Written exercise
Please transcribe the lines from the first one through the line containing "green-swatch <box>823 57 847 81</box>", including both ends and reproducing each line verbatim.

Records of element boundaries
-- start --

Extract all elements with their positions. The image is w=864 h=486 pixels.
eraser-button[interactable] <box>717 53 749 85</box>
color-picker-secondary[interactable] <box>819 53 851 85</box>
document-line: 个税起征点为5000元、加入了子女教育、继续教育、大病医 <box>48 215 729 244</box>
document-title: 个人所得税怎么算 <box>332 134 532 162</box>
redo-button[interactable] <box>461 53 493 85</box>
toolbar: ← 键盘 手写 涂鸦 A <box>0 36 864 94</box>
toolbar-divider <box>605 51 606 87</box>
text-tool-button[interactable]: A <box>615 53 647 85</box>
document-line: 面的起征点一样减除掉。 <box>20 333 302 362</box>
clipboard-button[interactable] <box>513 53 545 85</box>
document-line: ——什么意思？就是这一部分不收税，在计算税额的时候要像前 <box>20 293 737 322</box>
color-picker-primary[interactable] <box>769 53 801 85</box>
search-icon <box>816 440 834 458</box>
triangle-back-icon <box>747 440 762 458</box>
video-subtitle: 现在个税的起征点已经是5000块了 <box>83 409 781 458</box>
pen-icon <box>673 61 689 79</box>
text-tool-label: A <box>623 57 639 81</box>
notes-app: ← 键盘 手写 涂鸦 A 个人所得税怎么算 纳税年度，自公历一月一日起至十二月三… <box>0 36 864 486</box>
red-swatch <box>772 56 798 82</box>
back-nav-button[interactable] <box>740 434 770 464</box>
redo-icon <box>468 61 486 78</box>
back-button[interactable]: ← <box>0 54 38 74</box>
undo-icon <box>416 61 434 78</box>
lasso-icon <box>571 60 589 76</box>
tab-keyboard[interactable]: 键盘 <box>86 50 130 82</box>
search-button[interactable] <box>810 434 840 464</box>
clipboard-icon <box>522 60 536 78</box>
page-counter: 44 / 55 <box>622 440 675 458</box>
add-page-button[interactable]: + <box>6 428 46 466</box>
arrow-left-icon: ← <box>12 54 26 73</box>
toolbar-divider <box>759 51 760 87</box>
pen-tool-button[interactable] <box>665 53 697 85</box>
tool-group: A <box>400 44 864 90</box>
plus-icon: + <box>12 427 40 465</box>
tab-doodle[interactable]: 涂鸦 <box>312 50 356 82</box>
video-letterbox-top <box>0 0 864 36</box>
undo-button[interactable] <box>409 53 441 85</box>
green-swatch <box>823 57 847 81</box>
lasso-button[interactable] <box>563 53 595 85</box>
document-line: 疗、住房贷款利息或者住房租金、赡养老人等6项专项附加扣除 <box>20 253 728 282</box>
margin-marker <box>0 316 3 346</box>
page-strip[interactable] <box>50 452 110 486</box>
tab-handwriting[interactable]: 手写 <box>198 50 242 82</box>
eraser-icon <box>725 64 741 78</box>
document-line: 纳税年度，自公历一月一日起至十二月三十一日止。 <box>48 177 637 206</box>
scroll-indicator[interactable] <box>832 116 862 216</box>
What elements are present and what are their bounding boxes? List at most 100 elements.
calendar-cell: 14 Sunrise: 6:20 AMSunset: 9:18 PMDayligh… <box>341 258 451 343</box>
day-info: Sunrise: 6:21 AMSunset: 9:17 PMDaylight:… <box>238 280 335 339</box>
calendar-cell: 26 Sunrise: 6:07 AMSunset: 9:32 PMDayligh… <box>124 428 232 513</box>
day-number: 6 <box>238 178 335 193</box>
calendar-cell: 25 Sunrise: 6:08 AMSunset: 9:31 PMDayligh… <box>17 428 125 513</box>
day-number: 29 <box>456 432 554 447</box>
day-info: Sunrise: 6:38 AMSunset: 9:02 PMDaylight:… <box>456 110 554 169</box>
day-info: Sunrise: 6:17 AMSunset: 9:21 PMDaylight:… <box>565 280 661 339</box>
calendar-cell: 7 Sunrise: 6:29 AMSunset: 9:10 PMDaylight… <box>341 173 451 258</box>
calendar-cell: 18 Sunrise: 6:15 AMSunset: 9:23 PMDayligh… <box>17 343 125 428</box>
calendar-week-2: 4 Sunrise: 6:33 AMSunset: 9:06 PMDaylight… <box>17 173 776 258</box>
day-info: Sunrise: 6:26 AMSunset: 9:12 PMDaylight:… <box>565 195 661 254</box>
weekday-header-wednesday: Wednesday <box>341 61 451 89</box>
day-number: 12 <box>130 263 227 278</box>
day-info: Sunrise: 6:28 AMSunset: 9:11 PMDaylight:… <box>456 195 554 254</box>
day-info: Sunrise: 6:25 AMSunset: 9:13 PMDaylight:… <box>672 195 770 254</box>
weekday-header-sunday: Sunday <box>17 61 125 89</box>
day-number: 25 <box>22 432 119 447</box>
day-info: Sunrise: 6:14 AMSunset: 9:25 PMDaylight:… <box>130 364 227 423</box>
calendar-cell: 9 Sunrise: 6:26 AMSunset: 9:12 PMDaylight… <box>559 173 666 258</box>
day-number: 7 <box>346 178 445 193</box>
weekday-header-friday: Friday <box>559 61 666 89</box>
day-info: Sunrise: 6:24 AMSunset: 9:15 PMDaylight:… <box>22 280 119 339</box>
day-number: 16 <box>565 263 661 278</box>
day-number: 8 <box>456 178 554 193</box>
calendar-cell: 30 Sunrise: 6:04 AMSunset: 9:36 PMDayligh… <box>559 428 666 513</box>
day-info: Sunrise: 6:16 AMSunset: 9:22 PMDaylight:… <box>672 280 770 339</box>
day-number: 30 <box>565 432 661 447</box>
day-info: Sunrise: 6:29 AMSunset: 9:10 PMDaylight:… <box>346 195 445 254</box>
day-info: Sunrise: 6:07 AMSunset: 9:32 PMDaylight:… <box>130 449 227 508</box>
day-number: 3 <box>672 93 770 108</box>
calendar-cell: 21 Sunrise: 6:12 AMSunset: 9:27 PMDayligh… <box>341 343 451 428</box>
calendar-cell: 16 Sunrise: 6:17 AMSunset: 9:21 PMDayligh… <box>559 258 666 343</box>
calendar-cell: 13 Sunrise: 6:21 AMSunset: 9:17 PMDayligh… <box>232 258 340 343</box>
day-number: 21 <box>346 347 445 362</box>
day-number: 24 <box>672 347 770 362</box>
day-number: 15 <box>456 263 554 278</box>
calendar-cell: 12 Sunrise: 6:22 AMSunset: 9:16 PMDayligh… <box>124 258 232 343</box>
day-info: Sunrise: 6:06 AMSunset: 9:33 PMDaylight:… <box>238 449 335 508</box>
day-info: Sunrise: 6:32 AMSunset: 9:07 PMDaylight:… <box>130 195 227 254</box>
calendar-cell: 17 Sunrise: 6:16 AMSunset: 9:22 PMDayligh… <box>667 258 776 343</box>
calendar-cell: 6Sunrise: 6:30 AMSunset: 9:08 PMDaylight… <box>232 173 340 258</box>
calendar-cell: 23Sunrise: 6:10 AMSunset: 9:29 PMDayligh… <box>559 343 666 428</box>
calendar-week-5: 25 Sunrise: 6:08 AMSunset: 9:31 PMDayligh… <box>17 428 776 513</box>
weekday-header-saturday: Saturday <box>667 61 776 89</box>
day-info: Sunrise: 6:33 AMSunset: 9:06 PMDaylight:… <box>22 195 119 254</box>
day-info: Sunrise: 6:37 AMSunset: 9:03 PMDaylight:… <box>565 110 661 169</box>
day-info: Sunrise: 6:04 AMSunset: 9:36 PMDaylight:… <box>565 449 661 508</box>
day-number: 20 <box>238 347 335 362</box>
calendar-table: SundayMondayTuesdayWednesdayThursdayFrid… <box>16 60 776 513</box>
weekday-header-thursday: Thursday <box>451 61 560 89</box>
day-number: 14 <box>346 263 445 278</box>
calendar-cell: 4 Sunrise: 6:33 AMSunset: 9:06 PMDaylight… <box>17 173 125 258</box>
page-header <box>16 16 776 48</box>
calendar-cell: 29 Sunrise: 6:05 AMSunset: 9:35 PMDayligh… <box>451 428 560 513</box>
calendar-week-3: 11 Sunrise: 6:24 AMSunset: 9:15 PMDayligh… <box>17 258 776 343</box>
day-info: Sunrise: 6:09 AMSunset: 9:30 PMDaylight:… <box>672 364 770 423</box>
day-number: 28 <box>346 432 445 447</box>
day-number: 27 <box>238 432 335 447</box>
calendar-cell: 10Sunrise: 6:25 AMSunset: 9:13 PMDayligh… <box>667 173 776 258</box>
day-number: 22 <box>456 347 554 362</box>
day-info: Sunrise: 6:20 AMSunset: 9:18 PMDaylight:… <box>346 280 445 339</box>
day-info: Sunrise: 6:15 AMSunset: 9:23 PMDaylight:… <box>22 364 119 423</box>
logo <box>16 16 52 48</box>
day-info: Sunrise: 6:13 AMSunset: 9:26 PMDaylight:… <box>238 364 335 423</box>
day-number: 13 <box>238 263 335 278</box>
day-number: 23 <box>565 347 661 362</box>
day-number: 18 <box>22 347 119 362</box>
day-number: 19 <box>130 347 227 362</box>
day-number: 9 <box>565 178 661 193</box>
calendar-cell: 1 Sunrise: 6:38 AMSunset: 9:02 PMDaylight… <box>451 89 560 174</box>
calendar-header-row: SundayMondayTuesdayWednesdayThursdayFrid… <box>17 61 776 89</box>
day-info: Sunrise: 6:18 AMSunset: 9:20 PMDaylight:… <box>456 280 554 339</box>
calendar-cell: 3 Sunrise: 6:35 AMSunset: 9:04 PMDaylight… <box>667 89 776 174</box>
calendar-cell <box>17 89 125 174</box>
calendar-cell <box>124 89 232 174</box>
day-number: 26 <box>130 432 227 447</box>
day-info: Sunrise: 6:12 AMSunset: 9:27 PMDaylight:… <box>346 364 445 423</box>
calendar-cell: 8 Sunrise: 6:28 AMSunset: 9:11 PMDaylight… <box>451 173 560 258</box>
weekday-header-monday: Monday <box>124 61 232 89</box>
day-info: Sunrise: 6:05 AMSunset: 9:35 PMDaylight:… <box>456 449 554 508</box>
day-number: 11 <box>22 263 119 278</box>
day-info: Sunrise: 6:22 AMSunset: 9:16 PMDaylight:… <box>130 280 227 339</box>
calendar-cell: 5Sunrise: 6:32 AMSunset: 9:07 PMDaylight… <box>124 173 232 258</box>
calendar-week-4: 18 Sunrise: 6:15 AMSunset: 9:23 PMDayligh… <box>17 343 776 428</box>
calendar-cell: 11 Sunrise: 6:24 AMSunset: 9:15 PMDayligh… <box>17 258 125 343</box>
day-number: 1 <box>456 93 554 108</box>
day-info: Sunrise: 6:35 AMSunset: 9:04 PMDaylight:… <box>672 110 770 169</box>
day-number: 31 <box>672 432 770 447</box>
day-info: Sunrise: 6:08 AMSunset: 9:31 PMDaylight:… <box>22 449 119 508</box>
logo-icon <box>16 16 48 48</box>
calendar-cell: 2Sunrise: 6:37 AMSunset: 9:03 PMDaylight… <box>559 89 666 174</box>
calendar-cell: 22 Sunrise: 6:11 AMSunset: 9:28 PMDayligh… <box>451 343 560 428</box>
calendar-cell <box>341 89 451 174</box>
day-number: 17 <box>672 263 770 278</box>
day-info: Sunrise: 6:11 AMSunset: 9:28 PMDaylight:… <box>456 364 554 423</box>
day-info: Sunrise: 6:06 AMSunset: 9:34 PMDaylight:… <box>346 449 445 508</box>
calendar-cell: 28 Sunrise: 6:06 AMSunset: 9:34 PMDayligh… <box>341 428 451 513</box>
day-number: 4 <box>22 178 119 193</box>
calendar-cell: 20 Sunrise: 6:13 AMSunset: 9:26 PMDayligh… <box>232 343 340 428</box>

-- end --

Complete response
Extract all elements with their positions. The image is w=864 h=486 pixels.
eraser-button[interactable] <box>717 53 749 85</box>
color-picker-secondary[interactable] <box>819 53 851 85</box>
document-line: 个税起征点为5000元、加入了子女教育、继续教育、大病医 <box>48 215 729 244</box>
document-title: 个人所得税怎么算 <box>332 134 532 162</box>
redo-button[interactable] <box>461 53 493 85</box>
toolbar: ← 键盘 手写 涂鸦 A <box>0 36 864 94</box>
toolbar-divider <box>605 51 606 87</box>
text-tool-button[interactable]: A <box>615 53 647 85</box>
document-line: 面的起征点一样减除掉。 <box>20 333 302 362</box>
clipboard-button[interactable] <box>513 53 545 85</box>
document-line: ——什么意思？就是这一部分不收税，在计算税额的时候要像前 <box>20 293 737 322</box>
color-picker-primary[interactable] <box>769 53 801 85</box>
search-icon <box>816 440 834 458</box>
triangle-back-icon <box>747 440 762 458</box>
video-subtitle: 现在个税的起征点已经是5000块了 <box>83 409 781 458</box>
pen-icon <box>673 61 689 79</box>
text-tool-label: A <box>623 57 639 81</box>
notes-app: ← 键盘 手写 涂鸦 A 个人所得税怎么算 纳税年度，自公历一月一日起至十二月三… <box>0 36 864 486</box>
red-swatch <box>772 56 798 82</box>
back-nav-button[interactable] <box>740 434 770 464</box>
redo-icon <box>468 61 486 78</box>
back-button[interactable]: ← <box>0 54 38 74</box>
undo-icon <box>416 61 434 78</box>
lasso-icon <box>571 60 589 76</box>
tab-keyboard[interactable]: 键盘 <box>86 50 130 82</box>
search-button[interactable] <box>810 434 840 464</box>
clipboard-icon <box>522 60 536 78</box>
page-counter: 44 / 55 <box>622 440 675 458</box>
add-page-button[interactable]: + <box>6 428 46 466</box>
arrow-left-icon: ← <box>12 54 26 73</box>
toolbar-divider <box>759 51 760 87</box>
pen-tool-button[interactable] <box>665 53 697 85</box>
tool-group: A <box>400 44 864 90</box>
plus-icon: + <box>12 427 40 465</box>
tab-doodle[interactable]: 涂鸦 <box>312 50 356 82</box>
video-letterbox-top <box>0 0 864 36</box>
undo-button[interactable] <box>409 53 441 85</box>
green-swatch <box>823 57 847 81</box>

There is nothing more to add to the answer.